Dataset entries
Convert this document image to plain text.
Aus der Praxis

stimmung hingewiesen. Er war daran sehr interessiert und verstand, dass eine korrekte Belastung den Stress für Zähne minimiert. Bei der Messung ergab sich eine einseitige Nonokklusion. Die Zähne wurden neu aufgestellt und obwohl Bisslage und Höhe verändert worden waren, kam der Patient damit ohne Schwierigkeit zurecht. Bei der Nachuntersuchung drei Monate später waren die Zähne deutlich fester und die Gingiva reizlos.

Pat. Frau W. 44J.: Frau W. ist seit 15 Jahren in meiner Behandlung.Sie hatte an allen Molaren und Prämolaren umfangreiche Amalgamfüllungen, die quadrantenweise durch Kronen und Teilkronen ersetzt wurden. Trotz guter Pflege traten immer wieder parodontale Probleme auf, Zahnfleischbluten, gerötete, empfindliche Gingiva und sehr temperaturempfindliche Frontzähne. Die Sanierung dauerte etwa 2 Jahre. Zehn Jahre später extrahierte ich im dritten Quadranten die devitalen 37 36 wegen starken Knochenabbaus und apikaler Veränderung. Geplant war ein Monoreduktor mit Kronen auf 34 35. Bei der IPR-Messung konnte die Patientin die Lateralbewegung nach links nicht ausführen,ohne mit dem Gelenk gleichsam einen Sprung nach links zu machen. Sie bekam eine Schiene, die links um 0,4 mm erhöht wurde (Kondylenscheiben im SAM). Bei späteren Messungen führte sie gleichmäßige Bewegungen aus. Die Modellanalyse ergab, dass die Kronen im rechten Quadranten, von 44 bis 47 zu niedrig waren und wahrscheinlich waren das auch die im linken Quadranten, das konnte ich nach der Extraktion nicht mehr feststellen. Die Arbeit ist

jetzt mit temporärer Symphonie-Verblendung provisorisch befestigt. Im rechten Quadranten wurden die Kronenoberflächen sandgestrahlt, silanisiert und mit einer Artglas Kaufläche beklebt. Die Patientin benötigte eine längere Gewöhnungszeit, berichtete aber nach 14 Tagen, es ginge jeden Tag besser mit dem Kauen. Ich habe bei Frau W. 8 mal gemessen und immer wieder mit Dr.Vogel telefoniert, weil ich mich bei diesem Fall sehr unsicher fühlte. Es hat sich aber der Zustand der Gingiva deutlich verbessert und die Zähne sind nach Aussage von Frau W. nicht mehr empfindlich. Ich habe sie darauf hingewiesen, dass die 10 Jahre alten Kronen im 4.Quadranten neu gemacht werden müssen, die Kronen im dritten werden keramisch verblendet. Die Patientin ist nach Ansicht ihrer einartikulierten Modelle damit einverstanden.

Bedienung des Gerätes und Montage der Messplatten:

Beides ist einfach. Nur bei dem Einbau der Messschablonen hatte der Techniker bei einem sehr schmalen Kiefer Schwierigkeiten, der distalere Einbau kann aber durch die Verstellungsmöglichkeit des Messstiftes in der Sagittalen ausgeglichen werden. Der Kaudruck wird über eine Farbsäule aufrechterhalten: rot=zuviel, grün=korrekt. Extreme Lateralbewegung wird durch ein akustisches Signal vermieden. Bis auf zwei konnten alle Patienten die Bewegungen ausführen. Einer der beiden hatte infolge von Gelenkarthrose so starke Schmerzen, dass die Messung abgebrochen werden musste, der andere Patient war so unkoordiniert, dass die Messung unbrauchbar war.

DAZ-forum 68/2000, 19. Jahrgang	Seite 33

(REQUIREMENTS): The listing above should be transcribed in full, exactly as written.

(SOLUTION TO THIS PROBLEM):
Convert this document image to plain text.
Aus der Praxis

stimmung hingewiesen. Er war daran sehr interessiert und verstand, dass eine korrekte Belastung den Stress für Zähne minimiert. Bei der Messung ergab sich eine einseitige Nonokklusion. Die Zähne wurden neu aufgestellt und obwohl Bisslage und Höhe verändert worden waren, kam der Patient damit ohne Schwierigkeit zurecht. Bei der Nachuntersuchung drei Monate später waren die Zähne deutlich fester und die Gingiva reizlos.

Pat. Frau W. 44J.: Frau W. ist seit 15 Jahren in meiner Behandlung.Sie hatte an allen Molaren und Prämolaren umfangreiche Amalgamfüllungen, die quadrantenweise durch Kronen und Teilkronen ersetzt wurden. Trotz guter Pflege traten immer wieder parodontale Probleme auf, Zahnfleischbluten, gerötete, empfindliche Gingiva und sehr temperaturempfindliche Frontzähne. Die Sanierung dauerte etwa 2 Jahre. Zehn Jahre später extrahierte ich im dritten Quadranten die devitalen 37 36 wegen starken Knochenabbaus und apikaler Veränderung. Geplant war ein Monoreduktor mit Kronen auf 34 35. Bei der IPR-Messung konnte die Patientin die Lateralbewegung nach links nicht ausführen,ohne mit dem Gelenk gleichsam einen Sprung nach links zu machen. Sie bekam eine Schiene, die links um 0,4 mm erhöht wurde (Kondylenscheiben im SAM). Bei späteren Messungen führte sie gleichmäßige Bewegungen aus. Die Modellanalyse ergab, dass die Kronen im rechten Quadranten, von 44 bis 47 zu niedrig waren und wahrscheinlich waren das auch die im linken Quadranten, das konnte ich nach der Extraktion nicht mehr feststellen. Die Arbeit ist

jetzt mit temporärer Symphonie-Verblendung provisorisch befestigt. Im rechten Quadranten wurden die Kronenoberflächen sandgestrahlt, silanisiert und mit einer Artglas Kaufläche beklebt. Die Patientin benötigte eine längere Gewöhnungszeit, berichtete aber nach 14 Tagen, es ginge jeden Tag besser mit dem Kauen. Ich habe bei Frau W. 8 mal gemessen und immer wieder mit Dr.Vogel telefoniert, weil ich mich bei diesem Fall sehr unsicher fühlte. Es hat sich aber der Zustand der Gingiva deutlich verbessert und die Zähne sind nach Aussage von Frau W. nicht mehr empfindlich. Ich habe sie darauf hingewiesen, dass die 10 Jahre alten Kronen im 4.Quadranten neu gemacht werden müssen, die Kronen im dritten werden keramisch verblendet. Die Patientin ist nach Ansicht ihrer einartikulierten Modelle damit einverstanden.

Bedienung des Gerätes und Montage der Messplatten:

Beides ist einfach. Nur bei dem Einbau der Messschablonen hatte der Techniker bei einem sehr schmalen Kiefer Schwierigkeiten, der distalere Einbau kann aber durch die Verstellungsmöglichkeit des Messstiftes in der Sagittalen ausgeglichen werden. Der Kaudruck wird über eine Farbsäule aufrechterhalten: rot=zuviel, grün=korrekt. Extreme Lateralbewegung wird durch ein akustisches Signal vermieden. Bis auf zwei konnten alle Patienten die Bewegungen ausführen. Einer der beiden hatte infolge von Gelenkarthrose so starke Schmerzen, dass die Messung abgebrochen werden musste, der andere Patient war so unkoordiniert, dass die Messung unbrauchbar war.

DAZ-forum 68/2000, 19. Jahrgang	Seite 33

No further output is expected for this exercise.